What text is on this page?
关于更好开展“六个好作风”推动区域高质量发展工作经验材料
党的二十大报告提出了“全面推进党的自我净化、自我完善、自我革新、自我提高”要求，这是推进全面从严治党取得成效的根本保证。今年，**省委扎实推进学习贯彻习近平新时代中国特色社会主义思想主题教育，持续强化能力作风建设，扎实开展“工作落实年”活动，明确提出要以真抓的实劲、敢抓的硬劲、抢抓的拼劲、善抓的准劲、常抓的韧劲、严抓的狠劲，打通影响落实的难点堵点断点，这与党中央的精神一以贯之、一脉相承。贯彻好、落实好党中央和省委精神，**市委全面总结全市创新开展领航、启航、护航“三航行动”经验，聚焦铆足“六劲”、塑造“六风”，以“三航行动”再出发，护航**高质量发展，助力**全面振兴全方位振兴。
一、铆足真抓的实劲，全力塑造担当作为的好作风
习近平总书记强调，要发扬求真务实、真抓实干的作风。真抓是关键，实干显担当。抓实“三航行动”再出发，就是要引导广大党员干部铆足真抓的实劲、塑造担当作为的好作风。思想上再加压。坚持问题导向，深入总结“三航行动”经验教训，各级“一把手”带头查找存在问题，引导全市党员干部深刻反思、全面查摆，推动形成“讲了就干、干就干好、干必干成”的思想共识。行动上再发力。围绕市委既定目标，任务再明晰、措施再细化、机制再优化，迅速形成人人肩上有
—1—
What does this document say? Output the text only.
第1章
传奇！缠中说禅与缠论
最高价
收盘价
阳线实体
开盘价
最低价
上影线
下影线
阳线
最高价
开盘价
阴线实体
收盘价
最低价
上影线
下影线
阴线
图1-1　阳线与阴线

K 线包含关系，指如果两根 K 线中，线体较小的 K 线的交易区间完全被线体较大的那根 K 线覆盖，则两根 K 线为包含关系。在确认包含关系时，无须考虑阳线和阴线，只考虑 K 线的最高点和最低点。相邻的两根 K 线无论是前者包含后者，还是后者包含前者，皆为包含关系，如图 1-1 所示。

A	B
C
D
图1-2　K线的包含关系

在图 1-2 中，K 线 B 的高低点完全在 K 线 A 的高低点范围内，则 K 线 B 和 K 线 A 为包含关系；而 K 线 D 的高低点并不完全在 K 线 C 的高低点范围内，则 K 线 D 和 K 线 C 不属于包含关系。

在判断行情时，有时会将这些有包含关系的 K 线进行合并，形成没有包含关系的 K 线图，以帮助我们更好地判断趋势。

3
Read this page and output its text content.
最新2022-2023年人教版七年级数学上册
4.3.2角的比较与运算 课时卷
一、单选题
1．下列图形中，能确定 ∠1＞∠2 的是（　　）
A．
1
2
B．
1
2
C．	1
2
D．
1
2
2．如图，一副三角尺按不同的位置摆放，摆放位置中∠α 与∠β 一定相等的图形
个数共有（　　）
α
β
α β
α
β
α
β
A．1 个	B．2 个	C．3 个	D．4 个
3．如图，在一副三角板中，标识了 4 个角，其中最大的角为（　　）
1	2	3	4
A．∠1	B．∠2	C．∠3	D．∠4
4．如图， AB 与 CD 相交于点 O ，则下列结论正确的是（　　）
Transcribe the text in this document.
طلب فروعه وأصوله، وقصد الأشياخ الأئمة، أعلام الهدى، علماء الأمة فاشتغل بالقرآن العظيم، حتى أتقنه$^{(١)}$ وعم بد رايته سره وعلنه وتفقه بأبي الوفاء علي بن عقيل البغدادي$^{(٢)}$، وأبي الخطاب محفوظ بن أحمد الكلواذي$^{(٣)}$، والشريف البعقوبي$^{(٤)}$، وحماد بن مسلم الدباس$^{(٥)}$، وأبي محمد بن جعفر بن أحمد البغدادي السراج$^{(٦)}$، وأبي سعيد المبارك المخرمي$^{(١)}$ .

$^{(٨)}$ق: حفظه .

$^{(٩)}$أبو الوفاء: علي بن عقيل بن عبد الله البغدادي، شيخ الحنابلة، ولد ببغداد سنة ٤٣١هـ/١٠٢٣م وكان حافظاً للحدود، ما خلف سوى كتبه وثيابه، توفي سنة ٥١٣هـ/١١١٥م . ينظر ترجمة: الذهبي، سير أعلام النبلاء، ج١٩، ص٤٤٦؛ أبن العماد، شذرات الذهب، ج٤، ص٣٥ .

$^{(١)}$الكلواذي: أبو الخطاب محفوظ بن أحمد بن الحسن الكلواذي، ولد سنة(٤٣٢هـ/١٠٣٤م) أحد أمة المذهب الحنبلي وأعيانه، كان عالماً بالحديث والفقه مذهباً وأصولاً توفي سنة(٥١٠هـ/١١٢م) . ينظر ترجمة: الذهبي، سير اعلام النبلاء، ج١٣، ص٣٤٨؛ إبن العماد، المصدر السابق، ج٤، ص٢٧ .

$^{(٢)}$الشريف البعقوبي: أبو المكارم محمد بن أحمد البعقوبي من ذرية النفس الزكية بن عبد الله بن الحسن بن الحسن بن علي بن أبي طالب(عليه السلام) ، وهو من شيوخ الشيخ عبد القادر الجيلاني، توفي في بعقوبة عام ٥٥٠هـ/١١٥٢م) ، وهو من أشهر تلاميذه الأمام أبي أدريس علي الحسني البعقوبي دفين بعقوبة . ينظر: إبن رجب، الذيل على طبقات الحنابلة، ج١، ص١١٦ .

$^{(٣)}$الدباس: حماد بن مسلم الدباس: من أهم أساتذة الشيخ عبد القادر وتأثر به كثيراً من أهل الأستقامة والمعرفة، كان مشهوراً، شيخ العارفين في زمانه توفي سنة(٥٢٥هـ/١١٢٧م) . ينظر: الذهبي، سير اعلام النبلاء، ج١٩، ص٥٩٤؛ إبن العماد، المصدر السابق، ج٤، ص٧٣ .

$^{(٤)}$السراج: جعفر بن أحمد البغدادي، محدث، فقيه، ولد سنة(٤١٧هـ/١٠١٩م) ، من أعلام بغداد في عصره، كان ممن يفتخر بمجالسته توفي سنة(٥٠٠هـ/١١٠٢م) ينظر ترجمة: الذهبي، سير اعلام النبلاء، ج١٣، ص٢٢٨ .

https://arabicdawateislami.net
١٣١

──────

Retype the entries exactly, including every line.

What text is on this page?
关于更好开展“六个好作风”推动区域高质量发展工作经验材料
党的二十大报告提出了“全面推进党的自我净化、自我完善、自我革新、自我提高”要求，这是推进全面从严治党取得成效的根本保证。今年，**省委扎实推进学习贯彻习近平新时代中国特色社会主义思想主题教育，持续强化能力作风建设，扎实开展“工作落实年”活动，明确提出要以真抓的实劲、敢抓的硬劲、抢抓的拼劲、善抓的准劲、常抓的韧劲、严抓的狠劲，打通影响落实的难点堵点断点，这与党中央的精神一以贯之、一脉相承。贯彻好、落实好党中央和省委精神，**市委全面总结全市创新开展领航、启航、护航“三航行动”经验，聚焦铆足“六劲”、塑造“六风”，以“三航行动”再出发，护航**高质量发展，助力**全面振兴全方位振兴。
一、铆足真抓的实劲，全力塑造担当作为的好作风
习近平总书记强调，要发扬求真务实、真抓实干的作风。真抓是关键，实干显担当。抓实“三航行动”再出发，就是要引导广大党员干部铆足真抓的实劲、塑造担当作为的好作风。思想上再加压。坚持问题导向，深入总结“三航行动”经验教训，各级“一把手”带头查找存在问题，引导全市党员干部深刻反思、全面查摆，推动形成“讲了就干、干就干好、干必干成”的思想共识。行动上再发力。围绕市委既定目标，任务再明晰、措施再细化、机制再优化，迅速形成人人肩上有
—1—
What does this document say? Output the text only.
第1章
传奇！缠中说禅与缠论
最高价
收盘价
阳线实体
开盘价
最低价
上影线
下影线
阳线
最高价
开盘价
阴线实体
收盘价
最低价
上影线
下影线
阴线
图1-1　阳线与阴线

K 线包含关系，指如果两根 K 线中，线体较小的 K 线的交易区间完全被线体较大的那根 K 线覆盖，则两根 K 线为包含关系。在确认包含关系时，无须考虑阳线和阴线，只考虑 K 线的最高点和最低点。相邻的两根 K 线无论是前者包含后者，还是后者包含前者，皆为包含关系，如图 1-1 所示。

A	B
C
D
图1-2　K线的包含关系

在图 1-2 中，K 线 B 的高低点完全在 K 线 A 的高低点范围内，则 K 线 B 和 K 线 A 为包含关系；而 K 线 D 的高低点并不完全在 K 线 C 的高低点范围内，则 K 线 D 和 K 线 C 不属于包含关系。

在判断行情时，有时会将这些有包含关系的 K 线进行合并，形成没有包含关系的 K 线图，以帮助我们更好地判断趋势。

3
Read this page and output its text content.
最新2022-2023年人教版七年级数学上册
4.3.2角的比较与运算 课时卷
一、单选题
1．下列图形中，能确定 ∠1＞∠2 的是（　　）
A．
1
2
B．
1
2
C．	1
2
D．
1
2
2．如图，一副三角尺按不同的位置摆放，摆放位置中∠α 与∠β 一定相等的图形
个数共有（　　）
α
β
α β
α
β
α
β
A．1 个	B．2 个	C．3 个	D．4 个
3．如图，在一副三角板中，标识了 4 个角，其中最大的角为（　　）
1	2	3	4
A．∠1	B．∠2	C．∠3	D．∠4
4．如图， AB 与 CD 相交于点 O ，则下列结论正确的是（　　）
Transcribe the text in this document.
طلب فروعه وأصوله، وقصد الأشياخ الأئمة، أعلام الهدى، علماء الأمة فاشتغل بالقرآن العظيم، حتى أتقنه$^{(١)}$ وعم بد رايته سره وعلنه وتفقه بأبي الوفاء علي بن عقيل البغدادي$^{(٢)}$، وأبي الخطاب محفوظ بن أحمد الكلواذي$^{(٣)}$، والشريف البعقوبي$^{(٤)}$، وحماد بن مسلم الدباس$^{(٥)}$، وأبي محمد بن جعفر بن أحمد البغدادي السراج$^{(٦)}$، وأبي سعيد المبارك المخرمي$^{(١)}$ .

$^{(٨)}$ق: حفظه .

$^{(٩)}$أبو الوفاء: علي بن عقيل بن عبد الله البغدادي، شيخ الحنابلة، ولد ببغداد سنة ٤٣١هـ/١٠٢٣م وكان حافظاً للحدود، ما خلف سوى كتبه وثيابه، توفي سنة ٥١٣هـ/١١١٥م . ينظر ترجمة: الذهبي، سير أعلام النبلاء، ج١٩، ص٤٤٦؛ أبن العماد، شذرات الذهب، ج٤، ص٣٥ .

$^{(١)}$الكلواذي: أبو الخطاب محفوظ بن أحمد بن الحسن الكلواذي، ولد سنة(٤٣٢هـ/١٠٣٤م) أحد أمة المذهب الحنبلي وأعيانه، كان عالماً بالحديث والفقه مذهباً وأصولاً توفي سنة(٥١٠هـ/١١٢م) . ينظر ترجمة: الذهبي، سير اعلام النبلاء، ج١٣، ص٣٤٨؛ إبن العماد، المصدر السابق، ج٤، ص٢٧ .

$^{(٢)}$الشريف البعقوبي: أبو المكارم محمد بن أحمد البعقوبي من ذرية النفس الزكية بن عبد الله بن الحسن بن الحسن بن علي بن أبي طالب(عليه السلام) ، وهو من شيوخ الشيخ عبد القادر الجيلاني، توفي في بعقوبة عام ٥٥٠هـ/١١٥٢م) ، وهو من أشهر تلاميذه الأمام أبي أدريس علي الحسني البعقوبي دفين بعقوبة . ينظر: إبن رجب، الذيل على طبقات الحنابلة، ج١، ص١١٦ .

$^{(٣)}$الدباس: حماد بن مسلم الدباس: من أهم أساتذة الشيخ عبد القادر وتأثر به كثيراً من أهل الأستقامة والمعرفة، كان مشهوراً، شيخ العارفين في زمانه توفي سنة(٥٢٥هـ/١١٢٧م) . ينظر: الذهبي، سير اعلام النبلاء، ج١٩، ص٥٩٤؛ إبن العماد، المصدر السابق، ج٤، ص٧٣ .

$^{(٤)}$السراج: جعفر بن أحمد البغدادي، محدث، فقيه، ولد سنة(٤١٧هـ/١٠١٩م) ، من أعلام بغداد في عصره، كان ممن يفتخر بمجالسته توفي سنة(٥٠٠هـ/١١٠٢م) ينظر ترجمة: الذهبي، سير اعلام النبلاء، ج١٣، ص٢٢٨ .

https://arabicdawateislami.net
١٣١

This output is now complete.